— CHALLENGE —
Reproduce all of the data that follows, character for character.

— MATERIALS PROVIDED —
+ + +
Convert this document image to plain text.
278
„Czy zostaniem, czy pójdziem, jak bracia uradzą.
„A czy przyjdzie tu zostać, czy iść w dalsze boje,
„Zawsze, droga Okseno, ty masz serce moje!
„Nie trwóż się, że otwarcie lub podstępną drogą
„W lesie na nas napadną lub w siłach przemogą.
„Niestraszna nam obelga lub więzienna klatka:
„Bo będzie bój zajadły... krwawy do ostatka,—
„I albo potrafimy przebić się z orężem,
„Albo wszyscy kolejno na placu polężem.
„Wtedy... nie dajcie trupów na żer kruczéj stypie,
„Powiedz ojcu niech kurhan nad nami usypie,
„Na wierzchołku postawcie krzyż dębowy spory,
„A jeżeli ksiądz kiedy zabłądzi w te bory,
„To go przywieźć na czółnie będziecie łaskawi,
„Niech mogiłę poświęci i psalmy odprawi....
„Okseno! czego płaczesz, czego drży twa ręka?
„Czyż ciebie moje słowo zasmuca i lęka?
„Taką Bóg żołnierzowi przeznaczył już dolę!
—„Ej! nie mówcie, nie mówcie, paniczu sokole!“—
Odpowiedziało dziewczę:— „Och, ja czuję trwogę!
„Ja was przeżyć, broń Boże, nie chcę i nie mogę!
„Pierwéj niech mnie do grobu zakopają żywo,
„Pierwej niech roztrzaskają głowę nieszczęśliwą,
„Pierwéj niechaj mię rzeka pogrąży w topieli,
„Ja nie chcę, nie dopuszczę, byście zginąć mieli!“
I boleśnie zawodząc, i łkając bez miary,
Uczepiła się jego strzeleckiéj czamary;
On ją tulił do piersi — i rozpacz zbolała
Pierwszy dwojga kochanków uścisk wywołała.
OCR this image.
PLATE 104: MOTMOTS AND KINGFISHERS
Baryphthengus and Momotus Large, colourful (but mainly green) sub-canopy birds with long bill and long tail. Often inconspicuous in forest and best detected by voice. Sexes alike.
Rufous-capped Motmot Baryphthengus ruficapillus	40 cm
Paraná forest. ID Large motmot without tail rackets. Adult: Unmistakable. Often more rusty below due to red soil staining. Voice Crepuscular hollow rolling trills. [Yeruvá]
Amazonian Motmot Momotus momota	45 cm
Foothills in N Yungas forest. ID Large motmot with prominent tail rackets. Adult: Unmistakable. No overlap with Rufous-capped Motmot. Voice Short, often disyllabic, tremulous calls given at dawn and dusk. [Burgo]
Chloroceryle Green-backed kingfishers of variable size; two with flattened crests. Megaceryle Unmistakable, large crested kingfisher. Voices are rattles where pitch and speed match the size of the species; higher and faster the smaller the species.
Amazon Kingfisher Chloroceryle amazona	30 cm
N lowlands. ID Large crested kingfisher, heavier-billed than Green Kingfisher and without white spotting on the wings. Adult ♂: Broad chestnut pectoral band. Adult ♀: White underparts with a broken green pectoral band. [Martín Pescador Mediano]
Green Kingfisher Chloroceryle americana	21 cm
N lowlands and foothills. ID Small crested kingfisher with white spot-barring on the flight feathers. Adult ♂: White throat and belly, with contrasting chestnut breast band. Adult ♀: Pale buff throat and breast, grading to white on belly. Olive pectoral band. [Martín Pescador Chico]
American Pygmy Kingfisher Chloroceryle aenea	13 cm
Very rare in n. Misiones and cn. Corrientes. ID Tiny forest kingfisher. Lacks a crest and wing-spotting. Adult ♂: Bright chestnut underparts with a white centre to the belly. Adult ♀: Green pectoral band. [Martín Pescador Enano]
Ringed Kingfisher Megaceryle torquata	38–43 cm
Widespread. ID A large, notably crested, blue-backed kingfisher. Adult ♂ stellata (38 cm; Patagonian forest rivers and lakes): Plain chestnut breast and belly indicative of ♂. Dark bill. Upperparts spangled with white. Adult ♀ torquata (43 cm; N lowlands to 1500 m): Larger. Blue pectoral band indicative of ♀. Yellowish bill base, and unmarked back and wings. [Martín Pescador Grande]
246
+ + +
— RESPONSE TO THE TASK —
Convert this document image to plain text.
278
„Czy zostaniem, czy pójdziem, jak bracia uradzą.
„A czy przyjdzie tu zostać, czy iść w dalsze boje,
„Zawsze, droga Okseno, ty masz serce moje!
„Nie trwóż się, że otwarcie lub podstępną drogą
„W lesie na nas napadną lub w siłach przemogą.
„Niestraszna nam obelga lub więzienna klatka:
„Bo będzie bój zajadły... krwawy do ostatka,—
„I albo potrafimy przebić się z orężem,
„Albo wszyscy kolejno na placu polężem.
„Wtedy... nie dajcie trupów na żer kruczéj stypie,
„Powiedz ojcu niech kurhan nad nami usypie,
„Na wierzchołku postawcie krzyż dębowy spory,
„A jeżeli ksiądz kiedy zabłądzi w te bory,
„To go przywieźć na czółnie będziecie łaskawi,
„Niech mogiłę poświęci i psalmy odprawi....
„Okseno! czego płaczesz, czego drży twa ręka?
„Czyż ciebie moje słowo zasmuca i lęka?
„Taką Bóg żołnierzowi przeznaczył już dolę!
—„Ej! nie mówcie, nie mówcie, paniczu sokole!“—
Odpowiedziało dziewczę:— „Och, ja czuję trwogę!
„Ja was przeżyć, broń Boże, nie chcę i nie mogę!
„Pierwéj niech mnie do grobu zakopają żywo,
„Pierwej niech roztrzaskają głowę nieszczęśliwą,
„Pierwéj niechaj mię rzeka pogrąży w topieli,
„Ja nie chcę, nie dopuszczę, byście zginąć mieli!“
I boleśnie zawodząc, i łkając bez miary,
Uczepiła się jego strzeleckiéj czamary;
On ją tulił do piersi — i rozpacz zbolała
Pierwszy dwojga kochanków uścisk wywołała.
OCR this image.
PLATE 104: MOTMOTS AND KINGFISHERS
Baryphthengus and Momotus Large, colourful (but mainly green) sub-canopy birds with long bill and long tail. Often inconspicuous in forest and best detected by voice. Sexes alike.
Rufous-capped Motmot Baryphthengus ruficapillus	40 cm
Paraná forest. ID Large motmot without tail rackets. Adult: Unmistakable. Often more rusty below due to red soil staining. Voice Crepuscular hollow rolling trills. [Yeruvá]
Amazonian Motmot Momotus momota	45 cm
Foothills in N Yungas forest. ID Large motmot with prominent tail rackets. Adult: Unmistakable. No overlap with Rufous-capped Motmot. Voice Short, often disyllabic, tremulous calls given at dawn and dusk. [Burgo]
Chloroceryle Green-backed kingfishers of variable size; two with flattened crests. Megaceryle Unmistakable, large crested kingfisher. Voices are rattles where pitch and speed match the size of the species; higher and faster the smaller the species.
Amazon Kingfisher Chloroceryle amazona	30 cm
N lowlands. ID Large crested kingfisher, heavier-billed than Green Kingfisher and without white spotting on the wings. Adult ♂: Broad chestnut pectoral band. Adult ♀: White underparts with a broken green pectoral band. [Martín Pescador Mediano]
Green Kingfisher Chloroceryle americana	21 cm
N lowlands and foothills. ID Small crested kingfisher with white spot-barring on the flight feathers. Adult ♂: White throat and belly, with contrasting chestnut breast band. Adult ♀: Pale buff throat and breast, grading to white on belly. Olive pectoral band. [Martín Pescador Chico]
American Pygmy Kingfisher Chloroceryle aenea	13 cm
Very rare in n. Misiones and cn. Corrientes. ID Tiny forest kingfisher. Lacks a crest and wing-spotting. Adult ♂: Bright chestnut underparts with a white centre to the belly. Adult ♀: Green pectoral band. [Martín Pescador Enano]
Ringed Kingfisher Megaceryle torquata	38–43 cm
Widespread. ID A large, notably crested, blue-backed kingfisher. Adult ♂ stellata (38 cm; Patagonian forest rivers and lakes): Plain chestnut breast and belly indicative of ♂. Dark bill. Upperparts spangled with white. Adult ♀ torquata (43 cm; N lowlands to 1500 m): Larger. Blue pectoral band indicative of ♀. Yellowish bill base, and unmarked back and wings. [Martín Pescador Grande]
246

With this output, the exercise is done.